- [What is expected]
Copy every entry word for word. Skip the pictures.

========================

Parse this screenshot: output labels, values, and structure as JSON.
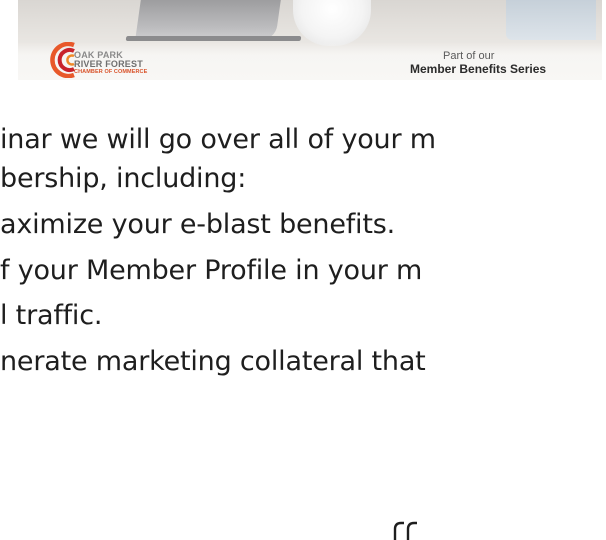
{
  "banner": {
    "logo": {
      "line1": "OAK PARK",
      "line2": "RIVER FOREST",
      "line3": "CHAMBER OF COMMERCE"
    },
    "series_sub": "Part of our",
    "series_title": "Member Benefits Series"
  },
  "body": {
    "lines": [
      "inar we will go over all of your m",
      "bership, including:",
      "aximize your e-blast benefits.",
      "f your Member Profile in your m",
      "l traffic.",
      "nerate marketing collateral that"
    ]
  },
  "colors": {
    "logo_orange": "#e8582a",
    "logo_red": "#c8232c",
    "text": "#1e1e1e"
  }
}
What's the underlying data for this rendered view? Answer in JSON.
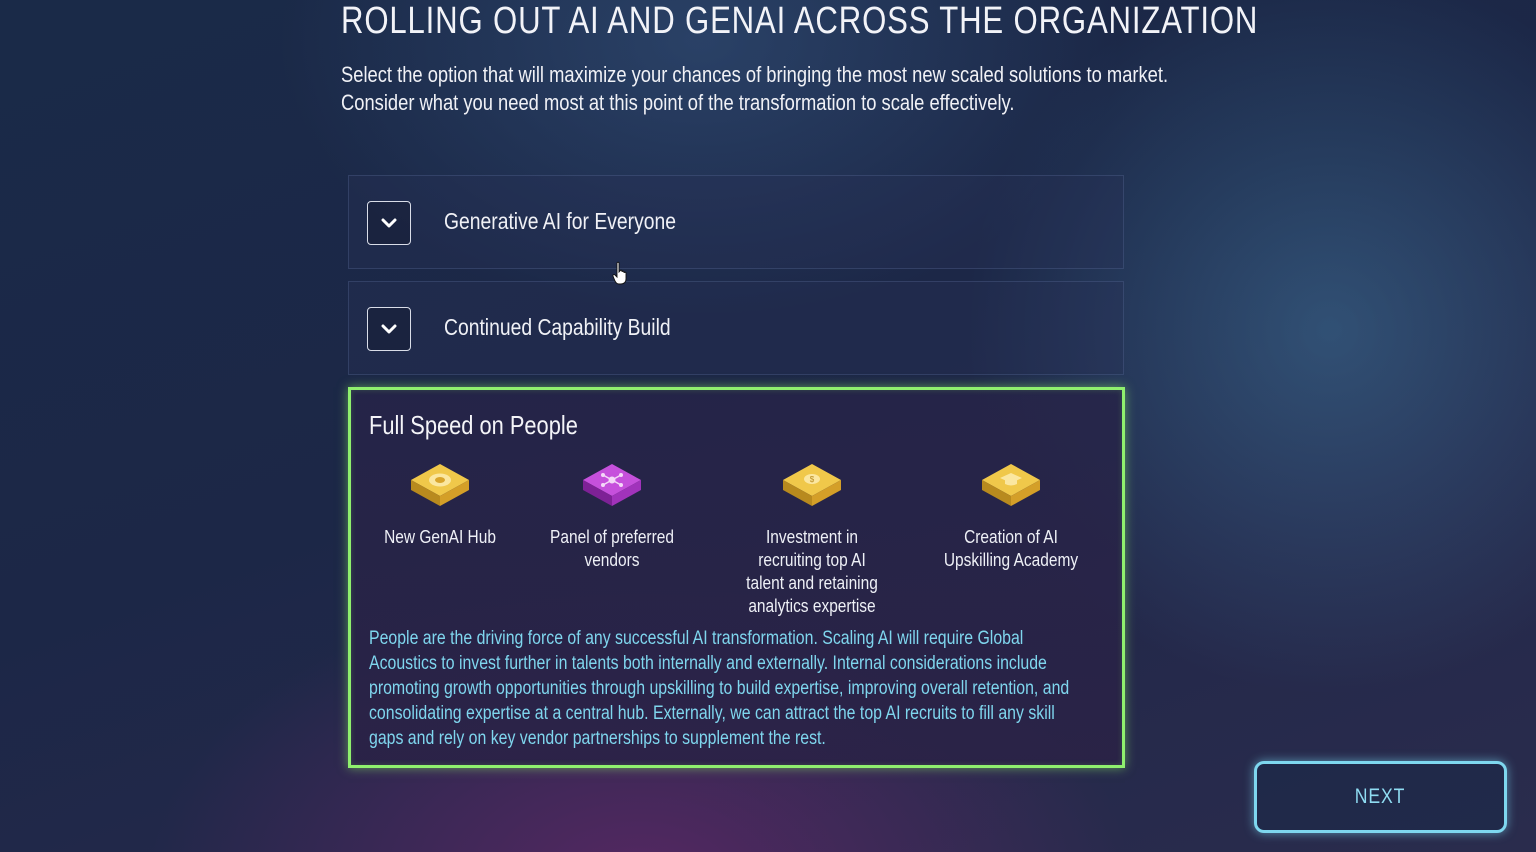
{
  "header": {
    "title": "ROLLING OUT AI AND GENAI ACROSS THE ORGANIZATION",
    "subtitle": "Select the option that will maximize your chances of bringing the most new scaled solutions to market. Consider what you need most at this point of the transformation to scale effectively."
  },
  "options": [
    {
      "label": "Generative AI for Everyone",
      "icon": "chevron-down-icon"
    },
    {
      "label": "Continued Capability Build",
      "icon": "chevron-down-icon"
    }
  ],
  "selected": {
    "title": "Full Speed on People",
    "features": [
      {
        "label": "New GenAI Hub",
        "icon": "hub-icon",
        "color": "#e6b93a"
      },
      {
        "label": "Panel of preferred vendors",
        "icon": "vendors-icon",
        "color": "#b540d0"
      },
      {
        "label": "Investment in recruiting top AI talent and retaining analytics expertise",
        "icon": "investment-icon",
        "color": "#e6b93a"
      },
      {
        "label": "Creation of AI Upskilling Academy",
        "icon": "graduation-cap-icon",
        "color": "#e6b93a"
      }
    ],
    "description": "People are the driving force of any successful AI transformation. Scaling AI will require Global Acoustics to invest further in talents both internally and externally. Internal considerations include promoting growth opportunities through upskilling to build expertise, improving overall retention, and consolidating expertise at a central hub. Externally, we can attract the top AI recruits to fill any skill gaps and rely on key vendor partnerships to supplement the rest.",
    "border_color": "#8ff06e"
  },
  "footer": {
    "next_label": "NEXT",
    "accent_color": "#7ed7ef"
  }
}
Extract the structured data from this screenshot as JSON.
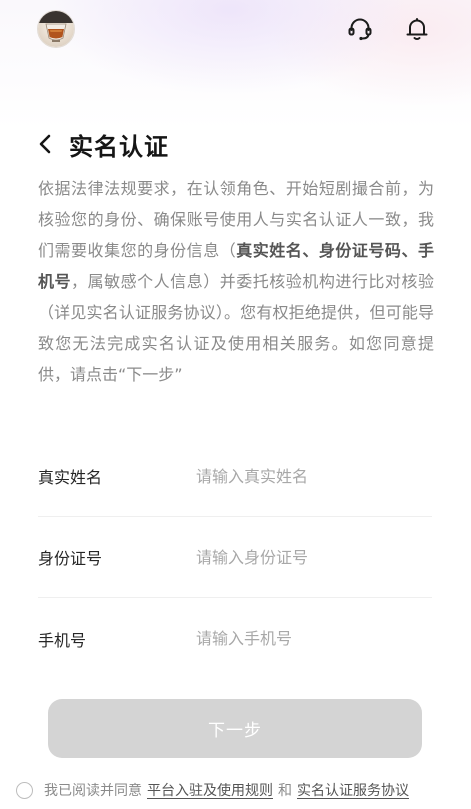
{
  "topbar": {
    "username": "",
    "avatar_icon": "avatar-drink-icon",
    "support_icon": "headset-icon",
    "notification_icon": "bell-icon"
  },
  "header": {
    "back_icon": "chevron-left-icon",
    "title": "实名认证"
  },
  "notice": {
    "part1": "依据法律法规要求，在认领角色、开始短剧撮合前，为核验您的身份、确保账号使用人与实名认证人一致，我们需要收集您的身份信息（",
    "bold": "真实姓名、身份证号码、手机号",
    "part2": "，属敏感个人信息）并委托核验机构进行比对核验（详见实名认证服务协议）。您有权拒绝提供，但可能导致您无法完成实名认证及使用相关服务。如您同意提供，请点击“下一步”"
  },
  "form": {
    "name_label": "真实姓名",
    "name_placeholder": "请输入真实姓名",
    "name_value": "",
    "id_label": "身份证号",
    "id_placeholder": "请输入身份证号",
    "id_value": "",
    "phone_label": "手机号",
    "phone_placeholder": "请输入手机号",
    "phone_value": ""
  },
  "next_button": {
    "label": "下一步",
    "enabled": false
  },
  "agreement": {
    "checked": false,
    "prefix": "我已阅读并同意",
    "link1": "平台入驻及使用规则",
    "conjunction": "和",
    "link2": "实名认证服务协议"
  },
  "colors": {
    "button_disabled": "#d4d4d4",
    "notice_text": "#8a8a8a",
    "title_text": "#151515"
  }
}
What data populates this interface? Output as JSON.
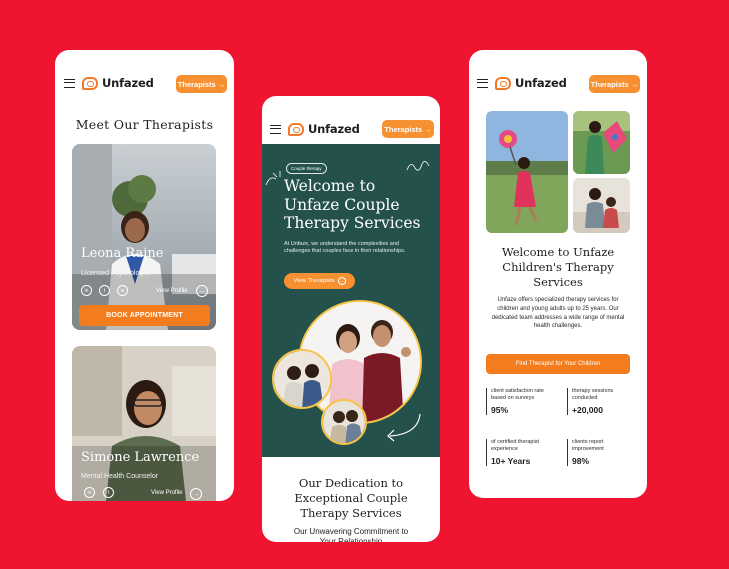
{
  "brand": {
    "name": "Unfazed",
    "accent": "#f79031",
    "background": "#ef1430",
    "hero_green": "#24514b"
  },
  "nav": {
    "cta_label": "Therapists",
    "cta_arrow": "→"
  },
  "therapists_page": {
    "title": "Meet Our Therapists",
    "cards": [
      {
        "name": "Leona Raine",
        "role": "Licensed Psychologist",
        "view_label": "View Profile",
        "book_label": "BOOK APPOINTMENT"
      },
      {
        "name": "Simone Lawrence",
        "role": "Mental Health Counselor",
        "view_label": "View Profile"
      }
    ],
    "social": [
      "in",
      "t",
      "w"
    ]
  },
  "couple_page": {
    "badge": "Couple therapy",
    "title": "Welcome to Unfaze Couple Therapy Services",
    "description": "At Unfaze, we understand the complexities and challenges that couples face in their relationships.",
    "button": "View Therapists",
    "section_title": "Our Dedication to Exceptional Couple Therapy Services",
    "section_subtitle": "Our Unwavering Commitment to Your Relationship"
  },
  "children_page": {
    "title": "Welcome to Unfaze Children's Therapy Services",
    "description": "Unfaze offers specialized therapy services for children and young adults up to 25 years. Our dedicated team addresses a wide range of mental health challenges.",
    "button": "Find Therapist for Your Children",
    "stats": [
      {
        "label": "client satisfaction rate based on surveys",
        "value": "95%"
      },
      {
        "label": "therapy sessions conducted",
        "value": "+20,000"
      },
      {
        "label": "of certified therapist experience",
        "value": "10+ Years"
      },
      {
        "label": "clients report improvement",
        "value": "98%"
      }
    ]
  }
}
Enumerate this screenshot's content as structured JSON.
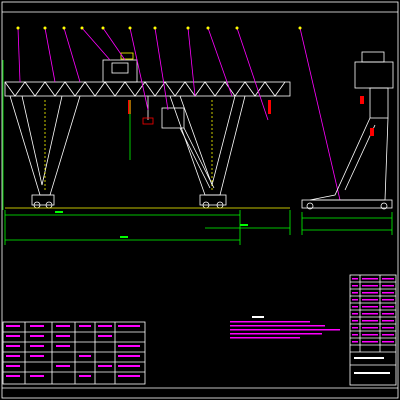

========================

- [Output for this exercise]
Parse this screenshot: output labels, values, and structure as JSON.
{
  "banner": {
    "logo": {
      "line1": "OAK PARK",
      "line2": "RIVER FOREST",
      "line3": "CHAMBER OF COMMERCE"
    },
    "series_sub": "Part of our",
    "series_title": "Member Benefits Series"
  },
  "body": {
    "lines": [
      "inar we will go over all of your m",
      "bership, including:",
      "aximize your e-blast benefits.",
      "f your Member Profile in your m",
      "l traffic.",
      "nerate marketing collateral that"
    ]
  },
  "colors": {
    "logo_orange": "#e8582a",
    "logo_red": "#c8232c",
    "text": "#1e1e1e"
  }
}
What's the underlying data for this rendered view? Answer in JSON.
{
  "header": {
    "title": "ROLLING OUT AI AND GENAI ACROSS THE ORGANIZATION",
    "subtitle": "Select the option that will maximize your chances of bringing the most new scaled solutions to market. Consider what you need most at this point of the transformation to scale effectively."
  },
  "options": [
    {
      "label": "Generative AI for Everyone",
      "icon": "chevron-down-icon"
    },
    {
      "label": "Continued Capability Build",
      "icon": "chevron-down-icon"
    }
  ],
  "selected": {
    "title": "Full Speed on People",
    "features": [
      {
        "label": "New GenAI Hub",
        "icon": "hub-icon",
        "color": "#e6b93a"
      },
      {
        "label": "Panel of preferred vendors",
        "icon": "vendors-icon",
        "color": "#b540d0"
      },
      {
        "label": "Investment in recruiting top AI talent and retaining analytics expertise",
        "icon": "investment-icon",
        "color": "#e6b93a"
      },
      {
        "label": "Creation of AI Upskilling Academy",
        "icon": "graduation-cap-icon",
        "color": "#e6b93a"
      }
    ],
    "description": "People are the driving force of any successful AI transformation. Scaling AI will require Global Acoustics to invest further in talents both internally and externally. Internal considerations include promoting growth opportunities through upskilling to build expertise, improving overall retention, and consolidating expertise at a central hub. Externally, we can attract the top AI recruits to fill any skill gaps and rely on key vendor partnerships to supplement the rest.",
    "border_color": "#8ff06e"
  },
  "footer": {
    "next_label": "NEXT",
    "accent_color": "#7ed7ef"
  }
}
Extract the structured data from this screenshot as JSON.
{
  "topbar": {
    "username": "",
    "avatar_icon": "avatar-drink-icon",
    "support_icon": "headset-icon",
    "notification_icon": "bell-icon"
  },
  "header": {
    "back_icon": "chevron-left-icon",
    "title": "实名认证"
  },
  "notice": {
    "part1": "依据法律法规要求，在认领角色、开始短剧撮合前，为核验您的身份、确保账号使用人与实名认证人一致，我们需要收集您的身份信息（",
    "bold": "真实姓名、身份证号码、手机号",
    "part2": "，属敏感个人信息）并委托核验机构进行比对核验（详见实名认证服务协议）。您有权拒绝提供，但可能导致您无法完成实名认证及使用相关服务。如您同意提供，请点击“下一步”"
  },
  "form": {
    "name_label": "真实姓名",
    "name_placeholder": "请输入真实姓名",
    "name_value": "",
    "id_label": "身份证号",
    "id_placeholder": "请输入身份证号",
    "id_value": "",
    "phone_label": "手机号",
    "phone_placeholder": "请输入手机号",
    "phone_value": ""
  },
  "next_button": {
    "label": "下一步",
    "enabled": false
  },
  "agreement": {
    "checked": false,
    "prefix": "我已阅读并同意",
    "link1": "平台入驻及使用规则",
    "conjunction": "和",
    "link2": "实名认证服务协议"
  },
  "colors": {
    "button_disabled": "#d4d4d4",
    "notice_text": "#8a8a8a",
    "title_text": "#151515"
  }
}
What data populates this interface? Output as JSON.
{
  "brand": {
    "name": "Unfazed",
    "accent": "#f79031",
    "background": "#ef1430",
    "hero_green": "#24514b"
  },
  "nav": {
    "cta_label": "Therapists",
    "cta_arrow": "→"
  },
  "therapists_page": {
    "title": "Meet Our Therapists",
    "cards": [
      {
        "name": "Leona Raine",
        "role": "Licensed Psychologist",
        "view_label": "View Profile",
        "book_label": "BOOK APPOINTMENT"
      },
      {
        "name": "Simone Lawrence",
        "role": "Mental Health Counselor",
        "view_label": "View Profile"
      }
    ],
    "social": [
      "in",
      "t",
      "w"
    ]
  },
  "couple_page": {
    "badge": "Couple therapy",
    "title": "Welcome to Unfaze Couple Therapy Services",
    "description": "At Unfaze, we understand the complexities and challenges that couples face in their relationships.",
    "button": "View Therapists",
    "section_title": "Our Dedication to Exceptional Couple Therapy Services",
    "section_subtitle": "Our Unwavering Commitment to Your Relationship"
  },
  "children_page": {
    "title": "Welcome to Unfaze Children's Therapy Services",
    "description": "Unfaze offers specialized therapy services for children and young adults up to 25 years. Our dedicated team addresses a wide range of mental health challenges.",
    "button": "Find Therapist for Your Children",
    "stats": [
      {
        "label": "client satisfaction rate based on surveys",
        "value": "95%"
      },
      {
        "label": "therapy sessions conducted",
        "value": "+20,000"
      },
      {
        "label": "of certified therapist experience",
        "value": "10+ Years"
      },
      {
        "label": "clients report improvement",
        "value": "98%"
      }
    ]
  }
}
Enumerate this screenshot's content as structured JSON.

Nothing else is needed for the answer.